## begin

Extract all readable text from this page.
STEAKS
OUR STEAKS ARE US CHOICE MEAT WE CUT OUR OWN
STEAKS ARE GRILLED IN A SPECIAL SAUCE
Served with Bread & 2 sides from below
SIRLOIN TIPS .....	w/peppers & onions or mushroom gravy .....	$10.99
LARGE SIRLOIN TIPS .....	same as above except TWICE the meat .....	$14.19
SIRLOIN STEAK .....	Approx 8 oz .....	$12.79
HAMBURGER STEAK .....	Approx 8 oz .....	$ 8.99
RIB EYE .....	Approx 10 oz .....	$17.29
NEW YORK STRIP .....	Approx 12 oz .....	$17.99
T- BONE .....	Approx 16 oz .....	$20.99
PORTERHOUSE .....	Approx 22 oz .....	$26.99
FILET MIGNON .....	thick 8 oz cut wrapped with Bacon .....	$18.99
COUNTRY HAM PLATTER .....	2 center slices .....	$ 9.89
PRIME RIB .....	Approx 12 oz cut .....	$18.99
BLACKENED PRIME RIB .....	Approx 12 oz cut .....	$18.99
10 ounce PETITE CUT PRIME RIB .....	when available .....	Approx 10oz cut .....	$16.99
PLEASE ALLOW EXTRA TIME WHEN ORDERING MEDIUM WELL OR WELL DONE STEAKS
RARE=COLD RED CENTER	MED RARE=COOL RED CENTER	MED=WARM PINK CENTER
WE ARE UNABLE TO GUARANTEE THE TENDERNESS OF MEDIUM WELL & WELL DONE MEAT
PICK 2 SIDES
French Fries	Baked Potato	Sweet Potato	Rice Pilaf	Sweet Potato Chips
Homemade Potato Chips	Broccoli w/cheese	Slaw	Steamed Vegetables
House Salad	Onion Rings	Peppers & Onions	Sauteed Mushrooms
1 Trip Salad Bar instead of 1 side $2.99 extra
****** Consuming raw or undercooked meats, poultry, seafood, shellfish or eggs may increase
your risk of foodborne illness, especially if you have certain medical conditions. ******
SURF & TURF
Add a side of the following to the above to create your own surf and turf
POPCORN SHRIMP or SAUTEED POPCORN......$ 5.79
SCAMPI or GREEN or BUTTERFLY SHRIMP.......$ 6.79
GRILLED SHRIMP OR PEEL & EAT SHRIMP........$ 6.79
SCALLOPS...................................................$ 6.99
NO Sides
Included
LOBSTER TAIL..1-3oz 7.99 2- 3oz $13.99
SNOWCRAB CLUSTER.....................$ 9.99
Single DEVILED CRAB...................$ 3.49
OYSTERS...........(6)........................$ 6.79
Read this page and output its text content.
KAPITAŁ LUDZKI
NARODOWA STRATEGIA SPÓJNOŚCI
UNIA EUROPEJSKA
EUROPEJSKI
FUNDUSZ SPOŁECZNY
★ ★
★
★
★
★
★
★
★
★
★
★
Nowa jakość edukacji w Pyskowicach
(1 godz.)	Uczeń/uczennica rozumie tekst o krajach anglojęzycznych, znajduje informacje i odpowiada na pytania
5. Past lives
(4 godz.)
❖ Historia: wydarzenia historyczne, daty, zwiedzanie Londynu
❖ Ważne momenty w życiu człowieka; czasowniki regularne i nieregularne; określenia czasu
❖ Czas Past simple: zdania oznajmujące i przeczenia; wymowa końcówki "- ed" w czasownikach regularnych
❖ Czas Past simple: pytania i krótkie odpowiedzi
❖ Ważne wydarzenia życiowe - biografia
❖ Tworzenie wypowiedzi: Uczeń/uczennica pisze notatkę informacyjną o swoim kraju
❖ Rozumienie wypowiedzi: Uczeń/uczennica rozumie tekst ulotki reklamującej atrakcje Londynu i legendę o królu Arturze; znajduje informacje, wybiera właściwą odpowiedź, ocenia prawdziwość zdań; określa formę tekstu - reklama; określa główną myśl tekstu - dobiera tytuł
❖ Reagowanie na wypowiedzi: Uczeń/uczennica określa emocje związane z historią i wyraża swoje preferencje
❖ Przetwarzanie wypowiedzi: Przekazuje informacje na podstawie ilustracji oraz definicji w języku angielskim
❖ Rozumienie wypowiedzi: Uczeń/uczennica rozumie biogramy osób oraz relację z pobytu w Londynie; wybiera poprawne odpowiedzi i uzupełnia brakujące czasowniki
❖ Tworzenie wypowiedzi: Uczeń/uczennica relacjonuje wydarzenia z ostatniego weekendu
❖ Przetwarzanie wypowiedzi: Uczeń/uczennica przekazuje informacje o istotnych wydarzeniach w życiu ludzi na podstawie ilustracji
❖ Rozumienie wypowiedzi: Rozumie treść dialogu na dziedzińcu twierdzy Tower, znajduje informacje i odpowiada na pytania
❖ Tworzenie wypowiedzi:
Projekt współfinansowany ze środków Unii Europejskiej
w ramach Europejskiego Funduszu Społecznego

## end

- Required task -
In the records, locate each line holding the string "from" and copy it.

- Reply -
Extract all readable text from this page.
Served with Bread & 2 sides from below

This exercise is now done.